[Start Available records]

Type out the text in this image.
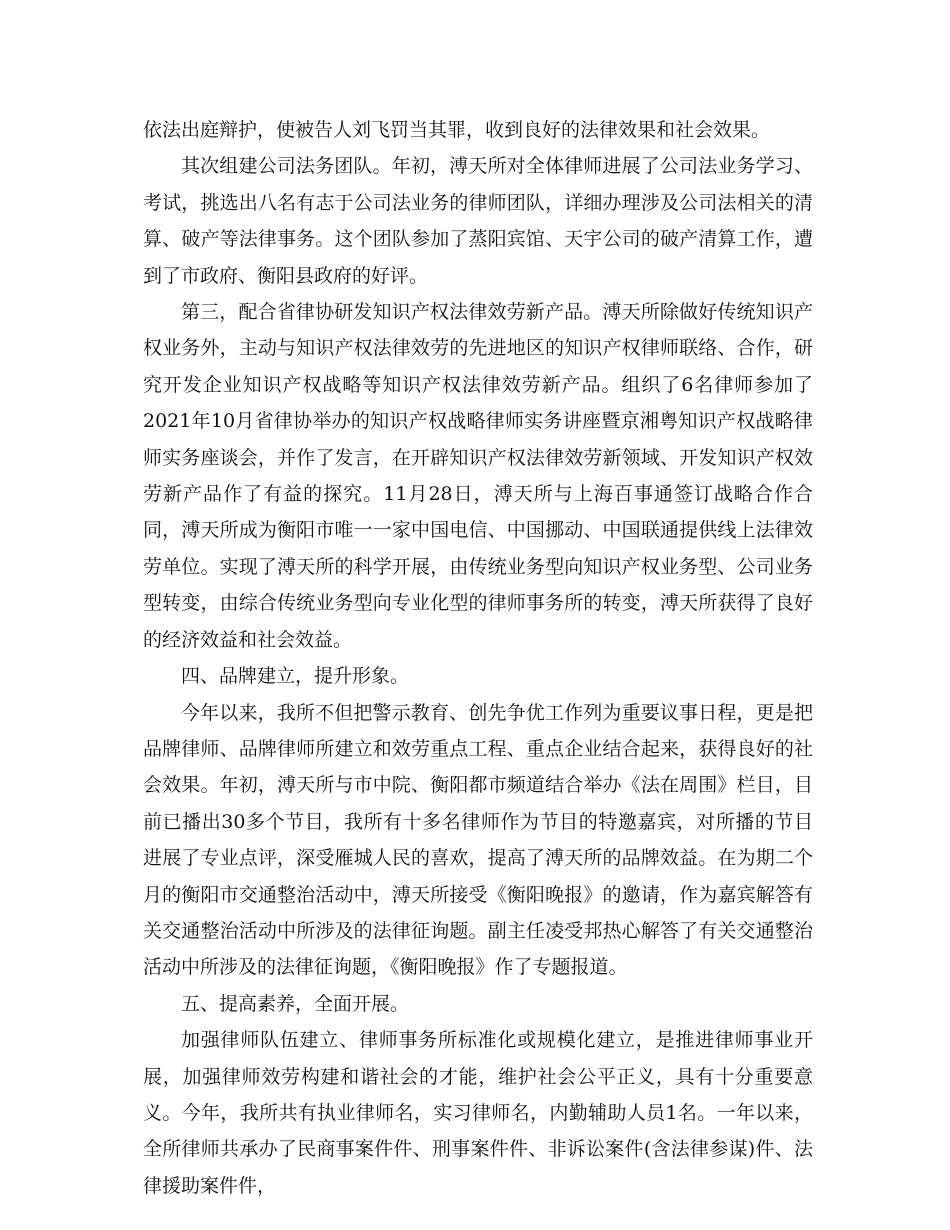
依法出庭辩护，使被告人刘飞罚当其罪，收到良好的法律效果和社会效果。

其次组建公司法务团队。年初，溥天所对全体律师进展了公司法业务学习、考试，挑选出八名有志于公司法业务的律师团队，详细办理涉及公司法相关的清算、破产等法律事务。这个团队参加了蒸阳宾馆、天宇公司的破产清算工作，遭到了市政府、衡阳县政府的好评。

第三，配合省律协研发知识产权法律效劳新产品。溥天所除做好传统知识产权业务外，主动与知识产权法律效劳的先进地区的知识产权律师联络、合作，研究开发企业知识产权战略等知识产权法律效劳新产品。组织了6名律师参加了2021年10月省律协举办的知识产权战略律师实务讲座暨京湘粤知识产权战略律师实务座谈会，并作了发言，在开辟知识产权法律效劳新领域、开发知识产权效劳新产品作了有益的探究。11月28日，溥天所与上海百事通签订战略合作合同，溥天所成为衡阳市唯一一家中国电信、中国挪动、中国联通提供线上法律效劳单位。实现了溥天所的科学开展，由传统业务型向知识产权业务型、公司业务型转变，由综合传统业务型向专业化型的律师事务所的转变，溥天所获得了良好的经济效益和社会效益。

四、品牌建立，提升形象。

今年以来，我所不但把警示教育、创先争优工作列为重要议事日程，更是把品牌律师、品牌律师所建立和效劳重点工程、重点企业结合起来，获得良好的社会效果。年初，溥天所与市中院、衡阳都市频道结合举办《法在周围》栏目，目前已播出30多个节目，我所有十多名律师作为节目的特邀嘉宾，对所播的节目进展了专业点评，深受雁城人民的喜欢，提高了溥天所的品牌效益。在为期二个月的衡阳市交通整治活动中，溥天所接受《衡阳晚报》的邀请，作为嘉宾解答有关交通整治活动中所涉及的法律征询题。副主任凌受邦热心解答了有关交通整治活动中所涉及的法律征询题，《衡阳晚报》作了专题报道。

五、提高素养，全面开展。

加强律师队伍建立、律师事务所标准化或规模化建立，是推进律师事业开展，加强律师效劳构建和谐社会的才能，维护社会公平正义，具有十分重要意义。今年，我所共有执业律师名，实习律师名，内勤辅助人员1名。一年以来，全所律师共承办了民商事案件件、刑事案件件、非诉讼案件(含法律参谋)件、法律援助案件件，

[End Available records]

▶ What this task involves:
Verbatim reproduction of every record is required; images are left out.

▶ In response:
Type out the text in this image.
依法出庭辩护，使被告人刘飞罚当其罪，收到良好的法律效果和社会效果。

其次组建公司法务团队。年初，溥天所对全体律师进展了公司法业务学习、考试，挑选出八名有志于公司法业务的律师团队，详细办理涉及公司法相关的清算、破产等法律事务。这个团队参加了蒸阳宾馆、天宇公司的破产清算工作，遭到了市政府、衡阳县政府的好评。

第三，配合省律协研发知识产权法律效劳新产品。溥天所除做好传统知识产权业务外，主动与知识产权法律效劳的先进地区的知识产权律师联络、合作，研究开发企业知识产权战略等知识产权法律效劳新产品。组织了6名律师参加了2021年10月省律协举办的知识产权战略律师实务讲座暨京湘粤知识产权战略律师实务座谈会，并作了发言，在开辟知识产权法律效劳新领域、开发知识产权效劳新产品作了有益的探究。11月28日，溥天所与上海百事通签订战略合作合同，溥天所成为衡阳市唯一一家中国电信、中国挪动、中国联通提供线上法律效劳单位。实现了溥天所的科学开展，由传统业务型向知识产权业务型、公司业务型转变，由综合传统业务型向专业化型的律师事务所的转变，溥天所获得了良好的经济效益和社会效益。

四、品牌建立，提升形象。

今年以来，我所不但把警示教育、创先争优工作列为重要议事日程，更是把品牌律师、品牌律师所建立和效劳重点工程、重点企业结合起来，获得良好的社会效果。年初，溥天所与市中院、衡阳都市频道结合举办《法在周围》栏目，目前已播出30多个节目，我所有十多名律师作为节目的特邀嘉宾，对所播的节目进展了专业点评，深受雁城人民的喜欢，提高了溥天所的品牌效益。在为期二个月的衡阳市交通整治活动中，溥天所接受《衡阳晚报》的邀请，作为嘉宾解答有关交通整治活动中所涉及的法律征询题。副主任凌受邦热心解答了有关交通整治活动中所涉及的法律征询题，《衡阳晚报》作了专题报道。

五、提高素养，全面开展。

加强律师队伍建立、律师事务所标准化或规模化建立，是推进律师事业开展，加强律师效劳构建和谐社会的才能，维护社会公平正义，具有十分重要意义。今年，我所共有执业律师名，实习律师名，内勤辅助人员1名。一年以来，全所律师共承办了民商事案件件、刑事案件件、非诉讼案件(含法律参谋)件、法律援助案件件，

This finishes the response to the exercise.